__STATED GOAL__. Repeat the whole listing exactly as written.

__SOURCE MATERIAL__.
+ + + + + + +

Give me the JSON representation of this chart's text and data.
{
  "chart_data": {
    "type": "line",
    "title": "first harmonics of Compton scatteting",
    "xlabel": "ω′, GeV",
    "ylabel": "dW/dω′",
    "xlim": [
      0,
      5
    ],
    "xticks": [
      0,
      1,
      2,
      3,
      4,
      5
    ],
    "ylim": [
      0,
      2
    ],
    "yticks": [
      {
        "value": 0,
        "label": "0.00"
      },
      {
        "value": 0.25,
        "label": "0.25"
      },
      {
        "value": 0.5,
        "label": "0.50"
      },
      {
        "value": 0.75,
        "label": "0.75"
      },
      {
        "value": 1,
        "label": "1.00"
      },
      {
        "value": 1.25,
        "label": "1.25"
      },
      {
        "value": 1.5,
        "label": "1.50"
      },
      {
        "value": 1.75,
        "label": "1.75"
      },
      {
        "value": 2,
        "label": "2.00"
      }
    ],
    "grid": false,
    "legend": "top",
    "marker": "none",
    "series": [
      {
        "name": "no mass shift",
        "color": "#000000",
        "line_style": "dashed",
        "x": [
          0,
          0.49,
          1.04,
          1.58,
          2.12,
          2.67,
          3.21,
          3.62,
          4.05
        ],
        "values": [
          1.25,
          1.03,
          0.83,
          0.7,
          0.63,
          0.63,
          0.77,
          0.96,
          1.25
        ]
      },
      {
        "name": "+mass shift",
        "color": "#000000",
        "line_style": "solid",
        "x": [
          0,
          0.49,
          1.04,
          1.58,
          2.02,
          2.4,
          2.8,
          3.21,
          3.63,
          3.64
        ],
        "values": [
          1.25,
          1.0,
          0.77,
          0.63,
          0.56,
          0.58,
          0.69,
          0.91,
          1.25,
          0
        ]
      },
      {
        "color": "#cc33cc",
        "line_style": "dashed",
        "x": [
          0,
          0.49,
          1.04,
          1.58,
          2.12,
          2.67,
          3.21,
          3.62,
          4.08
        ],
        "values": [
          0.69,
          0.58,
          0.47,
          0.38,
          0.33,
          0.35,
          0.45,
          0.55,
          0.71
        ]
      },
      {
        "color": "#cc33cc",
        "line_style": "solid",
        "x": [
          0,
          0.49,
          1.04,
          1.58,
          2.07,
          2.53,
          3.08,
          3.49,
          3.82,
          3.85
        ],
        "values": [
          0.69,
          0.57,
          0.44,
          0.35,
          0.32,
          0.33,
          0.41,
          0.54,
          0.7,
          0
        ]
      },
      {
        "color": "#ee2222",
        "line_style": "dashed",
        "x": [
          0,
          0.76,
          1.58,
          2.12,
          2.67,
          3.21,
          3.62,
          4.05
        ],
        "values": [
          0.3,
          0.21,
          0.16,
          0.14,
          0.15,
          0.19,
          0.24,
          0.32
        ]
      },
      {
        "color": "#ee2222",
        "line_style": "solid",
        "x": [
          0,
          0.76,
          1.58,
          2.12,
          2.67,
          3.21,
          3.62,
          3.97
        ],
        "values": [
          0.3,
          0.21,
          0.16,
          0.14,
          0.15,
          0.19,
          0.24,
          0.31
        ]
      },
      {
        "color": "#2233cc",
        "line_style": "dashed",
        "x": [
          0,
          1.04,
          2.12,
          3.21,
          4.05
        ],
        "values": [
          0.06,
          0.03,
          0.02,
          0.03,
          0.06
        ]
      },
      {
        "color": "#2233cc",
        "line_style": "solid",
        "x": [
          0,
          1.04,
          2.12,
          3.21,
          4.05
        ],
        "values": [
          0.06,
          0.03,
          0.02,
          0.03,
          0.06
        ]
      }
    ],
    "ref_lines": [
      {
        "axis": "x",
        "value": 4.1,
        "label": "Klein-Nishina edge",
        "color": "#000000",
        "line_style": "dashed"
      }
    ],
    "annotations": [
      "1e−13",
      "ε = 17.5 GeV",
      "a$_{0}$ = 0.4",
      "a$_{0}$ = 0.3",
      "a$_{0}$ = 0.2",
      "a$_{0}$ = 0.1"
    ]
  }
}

+ + + + + + +

__COMPLETED TASK__.
Give me the JSON representation of this chart's text and data.
{
  "chart_data": {
    "type": "line",
    "title": "first harmonics of Compton scatteting",
    "xlabel": "ω′, GeV",
    "ylabel": "dW/dω′",
    "xlim": [
      0,
      5
    ],
    "xticks": [
      0,
      1,
      2,
      3,
      4,
      5
    ],
    "ylim": [
      0,
      2
    ],
    "yticks": [
      {
        "value": 0,
        "label": "0.00"
      },
      {
        "value": 0.25,
        "label": "0.25"
      },
      {
        "value": 0.5,
        "label": "0.50"
      },
      {
        "value": 0.75,
        "label": "0.75"
      },
      {
        "value": 1,
        "label": "1.00"
      },
      {
        "value": 1.25,
        "label": "1.25"
      },
      {
        "value": 1.5,
        "label": "1.50"
      },
      {
        "value": 1.75,
        "label": "1.75"
      },
      {
        "value": 2,
        "label": "2.00"
      }
    ],
    "grid": false,
    "legend": "top",
    "marker": "none",
    "series": [
      {
        "name": "no mass shift",
        "color": "#000000",
        "line_style": "dashed",
        "x": [
          0,
          0.49,
          1.04,
          1.58,
          2.12,
          2.67,
          3.21,
          3.62,
          4.05
        ],
        "values": [
          1.25,
          1.03,
          0.83,
          0.7,
          0.63,
          0.63,
          0.77,
          0.96,
          1.25
        ]
      },
      {
        "name": "+mass shift",
        "color": "#000000",
        "line_style": "solid",
        "x": [
          0,
          0.49,
          1.04,
          1.58,
          2.02,
          2.4,
          2.8,
          3.21,
          3.63,
          3.64
        ],
        "values": [
          1.25,
          1.0,
          0.77,
          0.63,
          0.56,
          0.58,
          0.69,
          0.91,
          1.25,
          0
        ]
      },
      {
        "color": "#cc33cc",
        "line_style": "dashed",
        "x": [
          0,
          0.49,
          1.04,
          1.58,
          2.12,
          2.67,
          3.21,
          3.62,
          4.08
        ],
        "values": [
          0.69,
          0.58,
          0.47,
          0.38,
          0.33,
          0.35,
          0.45,
          0.55,
          0.71
        ]
      },
      {
        "color": "#cc33cc",
        "line_style": "solid",
        "x": [
          0,
          0.49,
          1.04,
          1.58,
          2.07,
          2.53,
          3.08,
          3.49,
          3.82,
          3.85
        ],
        "values": [
          0.69,
          0.57,
          0.44,
          0.35,
          0.32,
          0.33,
          0.41,
          0.54,
          0.7,
          0
        ]
      },
      {
        "color": "#ee2222",
        "line_style": "dashed",
        "x": [
          0,
          0.76,
          1.58,
          2.12,
          2.67,
          3.21,
          3.62,
          4.05
        ],
        "values": [
          0.3,
          0.21,
          0.16,
          0.14,
          0.15,
          0.19,
          0.24,
          0.32
        ]
      },
      {
        "color": "#ee2222",
        "line_style": "solid",
        "x": [
          0,
          0.76,
          1.58,
          2.12,
          2.67,
          3.21,
          3.62,
          3.97
        ],
        "values": [
          0.3,
          0.21,
          0.16,
          0.14,
          0.15,
          0.19,
          0.24,
          0.31
        ]
      },
      {
        "color": "#2233cc",
        "line_style": "dashed",
        "x": [
          0,
          1.04,
          2.12,
          3.21,
          4.05
        ],
        "values": [
          0.06,
          0.03,
          0.02,
          0.03,
          0.06
        ]
      },
      {
        "color": "#2233cc",
        "line_style": "solid",
        "x": [
          0,
          1.04,
          2.12,
          3.21,
          4.05
        ],
        "values": [
          0.06,
          0.03,
          0.02,
          0.03,
          0.06
        ]
      }
    ],
    "ref_lines": [
      {
        "axis": "x",
        "value": 4.1,
        "label": "Klein-Nishina edge",
        "color": "#000000",
        "line_style": "dashed"
      }
    ],
    "annotations": [
      "1e−13",
      "ε = 17.5 GeV",
      "a$_{0}$ = 0.4",
      "a$_{0}$ = 0.3",
      "a$_{0}$ = 0.2",
      "a$_{0}$ = 0.1"
    ]
  }
}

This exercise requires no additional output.